| Exercise materials |

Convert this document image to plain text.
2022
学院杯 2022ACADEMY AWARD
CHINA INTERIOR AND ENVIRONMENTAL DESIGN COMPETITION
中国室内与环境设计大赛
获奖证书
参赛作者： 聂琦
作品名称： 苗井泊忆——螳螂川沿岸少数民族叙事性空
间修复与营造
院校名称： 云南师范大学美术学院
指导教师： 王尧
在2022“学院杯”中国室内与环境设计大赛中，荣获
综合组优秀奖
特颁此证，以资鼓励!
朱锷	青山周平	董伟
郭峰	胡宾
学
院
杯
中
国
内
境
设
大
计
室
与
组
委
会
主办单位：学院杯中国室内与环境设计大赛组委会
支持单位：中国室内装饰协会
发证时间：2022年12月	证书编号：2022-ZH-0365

| Set task |
Exactly reproduce all of the entries above.

| Final result |
Convert this document image to plain text.
2022
学院杯 2022ACADEMY AWARD
CHINA INTERIOR AND ENVIRONMENTAL DESIGN COMPETITION
中国室内与环境设计大赛
获奖证书
参赛作者： 聂琦
作品名称： 苗井泊忆——螳螂川沿岸少数民族叙事性空
间修复与营造
院校名称： 云南师范大学美术学院
指导教师： 王尧
在2022“学院杯”中国室内与环境设计大赛中，荣获
综合组优秀奖
特颁此证，以资鼓励!
朱锷	青山周平	董伟
郭峰	胡宾
学
院
杯
中
国
内
境
设
大
计
室
与
组
委
会
主办单位：学院杯中国室内与环境设计大赛组委会
支持单位：中国室内装饰协会
发证时间：2022年12月	证书编号：2022-ZH-0365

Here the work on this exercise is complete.